--- start ITEMS ---

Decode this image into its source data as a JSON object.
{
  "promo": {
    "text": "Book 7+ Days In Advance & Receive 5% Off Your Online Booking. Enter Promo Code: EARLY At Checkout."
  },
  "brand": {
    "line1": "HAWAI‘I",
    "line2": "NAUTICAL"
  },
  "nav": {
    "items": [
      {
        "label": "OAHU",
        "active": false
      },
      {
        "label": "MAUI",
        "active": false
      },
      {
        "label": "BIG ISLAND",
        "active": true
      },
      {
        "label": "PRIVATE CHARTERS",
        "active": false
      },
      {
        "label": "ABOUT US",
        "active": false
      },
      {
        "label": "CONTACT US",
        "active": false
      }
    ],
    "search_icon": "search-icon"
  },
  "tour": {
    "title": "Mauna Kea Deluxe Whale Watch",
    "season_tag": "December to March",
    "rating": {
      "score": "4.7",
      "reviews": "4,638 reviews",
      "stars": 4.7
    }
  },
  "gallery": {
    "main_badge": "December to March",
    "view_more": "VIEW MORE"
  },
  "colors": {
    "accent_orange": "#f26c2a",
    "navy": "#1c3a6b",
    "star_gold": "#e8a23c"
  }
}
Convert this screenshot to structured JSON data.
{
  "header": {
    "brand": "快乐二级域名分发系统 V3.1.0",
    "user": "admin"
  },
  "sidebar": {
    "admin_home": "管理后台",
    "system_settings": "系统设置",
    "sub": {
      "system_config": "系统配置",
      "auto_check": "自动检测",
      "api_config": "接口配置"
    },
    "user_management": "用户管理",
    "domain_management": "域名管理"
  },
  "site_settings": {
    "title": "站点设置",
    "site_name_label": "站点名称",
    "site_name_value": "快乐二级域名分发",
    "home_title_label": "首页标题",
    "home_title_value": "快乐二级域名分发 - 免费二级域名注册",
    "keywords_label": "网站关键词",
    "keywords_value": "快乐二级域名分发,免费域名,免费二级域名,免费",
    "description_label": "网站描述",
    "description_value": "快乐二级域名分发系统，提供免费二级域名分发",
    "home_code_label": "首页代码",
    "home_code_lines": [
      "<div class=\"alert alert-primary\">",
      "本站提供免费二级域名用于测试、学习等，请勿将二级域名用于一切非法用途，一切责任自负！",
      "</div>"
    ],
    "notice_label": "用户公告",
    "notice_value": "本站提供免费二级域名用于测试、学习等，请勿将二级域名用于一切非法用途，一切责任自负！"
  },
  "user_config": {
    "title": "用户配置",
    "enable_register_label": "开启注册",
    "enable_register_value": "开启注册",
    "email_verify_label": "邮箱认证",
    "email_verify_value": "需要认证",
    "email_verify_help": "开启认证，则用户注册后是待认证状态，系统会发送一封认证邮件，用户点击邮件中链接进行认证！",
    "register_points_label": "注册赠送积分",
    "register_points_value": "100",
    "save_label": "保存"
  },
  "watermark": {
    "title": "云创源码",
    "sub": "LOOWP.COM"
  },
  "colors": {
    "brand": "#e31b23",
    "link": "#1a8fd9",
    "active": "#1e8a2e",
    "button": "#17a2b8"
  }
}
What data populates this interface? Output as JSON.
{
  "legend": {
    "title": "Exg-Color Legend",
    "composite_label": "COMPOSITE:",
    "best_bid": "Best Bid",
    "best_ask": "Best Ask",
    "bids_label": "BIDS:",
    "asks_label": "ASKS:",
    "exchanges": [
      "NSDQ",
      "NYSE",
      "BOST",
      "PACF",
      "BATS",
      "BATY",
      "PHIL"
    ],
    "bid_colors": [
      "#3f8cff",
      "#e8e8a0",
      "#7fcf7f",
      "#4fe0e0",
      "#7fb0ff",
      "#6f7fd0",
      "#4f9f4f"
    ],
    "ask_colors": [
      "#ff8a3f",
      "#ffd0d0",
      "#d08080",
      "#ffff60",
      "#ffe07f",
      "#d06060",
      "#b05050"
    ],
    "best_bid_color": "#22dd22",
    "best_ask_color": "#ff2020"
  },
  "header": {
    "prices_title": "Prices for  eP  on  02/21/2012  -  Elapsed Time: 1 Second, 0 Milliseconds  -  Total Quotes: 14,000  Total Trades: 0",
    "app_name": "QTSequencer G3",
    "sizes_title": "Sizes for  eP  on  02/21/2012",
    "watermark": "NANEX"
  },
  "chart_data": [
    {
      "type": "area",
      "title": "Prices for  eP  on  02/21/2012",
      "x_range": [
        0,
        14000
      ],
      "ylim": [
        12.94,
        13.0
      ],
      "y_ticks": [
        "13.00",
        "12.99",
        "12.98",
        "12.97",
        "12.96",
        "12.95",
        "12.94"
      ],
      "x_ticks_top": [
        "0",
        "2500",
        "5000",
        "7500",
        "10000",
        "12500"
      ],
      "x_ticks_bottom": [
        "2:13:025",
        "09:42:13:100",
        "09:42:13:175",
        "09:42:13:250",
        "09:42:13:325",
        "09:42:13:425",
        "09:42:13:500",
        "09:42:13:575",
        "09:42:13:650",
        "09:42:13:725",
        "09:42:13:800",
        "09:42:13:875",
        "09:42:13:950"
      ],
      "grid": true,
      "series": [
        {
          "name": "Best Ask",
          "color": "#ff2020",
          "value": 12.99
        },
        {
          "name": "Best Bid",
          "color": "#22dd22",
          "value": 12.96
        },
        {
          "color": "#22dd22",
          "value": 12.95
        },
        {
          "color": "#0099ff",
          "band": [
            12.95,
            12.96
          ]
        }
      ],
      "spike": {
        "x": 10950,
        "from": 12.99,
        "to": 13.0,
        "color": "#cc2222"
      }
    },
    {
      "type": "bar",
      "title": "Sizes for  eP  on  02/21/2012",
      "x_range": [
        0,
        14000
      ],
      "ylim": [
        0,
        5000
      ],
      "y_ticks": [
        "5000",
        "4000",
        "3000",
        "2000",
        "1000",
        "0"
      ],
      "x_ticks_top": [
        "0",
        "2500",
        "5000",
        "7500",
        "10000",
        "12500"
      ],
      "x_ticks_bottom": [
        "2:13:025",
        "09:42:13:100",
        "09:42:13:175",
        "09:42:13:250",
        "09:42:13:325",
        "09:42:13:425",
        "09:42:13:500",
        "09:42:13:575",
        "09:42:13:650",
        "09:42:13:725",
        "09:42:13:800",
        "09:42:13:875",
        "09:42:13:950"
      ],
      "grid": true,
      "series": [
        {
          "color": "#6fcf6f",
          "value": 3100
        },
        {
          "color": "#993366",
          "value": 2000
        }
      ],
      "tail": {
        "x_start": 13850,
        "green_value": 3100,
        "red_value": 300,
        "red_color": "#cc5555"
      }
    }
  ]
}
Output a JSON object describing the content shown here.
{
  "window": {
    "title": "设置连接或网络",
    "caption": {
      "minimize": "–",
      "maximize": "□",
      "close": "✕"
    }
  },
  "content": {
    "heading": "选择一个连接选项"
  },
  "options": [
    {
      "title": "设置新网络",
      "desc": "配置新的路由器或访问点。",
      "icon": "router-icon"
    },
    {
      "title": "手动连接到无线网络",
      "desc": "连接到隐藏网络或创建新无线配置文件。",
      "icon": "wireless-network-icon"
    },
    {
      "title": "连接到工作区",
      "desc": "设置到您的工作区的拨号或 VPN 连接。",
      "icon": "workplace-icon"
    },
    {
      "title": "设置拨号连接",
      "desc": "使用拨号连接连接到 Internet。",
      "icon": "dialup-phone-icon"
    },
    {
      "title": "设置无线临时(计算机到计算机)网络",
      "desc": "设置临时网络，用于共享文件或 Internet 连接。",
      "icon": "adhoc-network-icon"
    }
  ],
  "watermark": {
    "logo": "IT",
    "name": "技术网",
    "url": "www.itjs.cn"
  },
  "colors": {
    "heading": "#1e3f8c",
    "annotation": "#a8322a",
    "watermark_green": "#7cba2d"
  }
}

--- end ITEMS ---

(TO BE DONE):
Look through the data and gather every line with the string "content" in it.

(FULL RESPONSE):
Output a JSON object describing the content shown here.
  "content": {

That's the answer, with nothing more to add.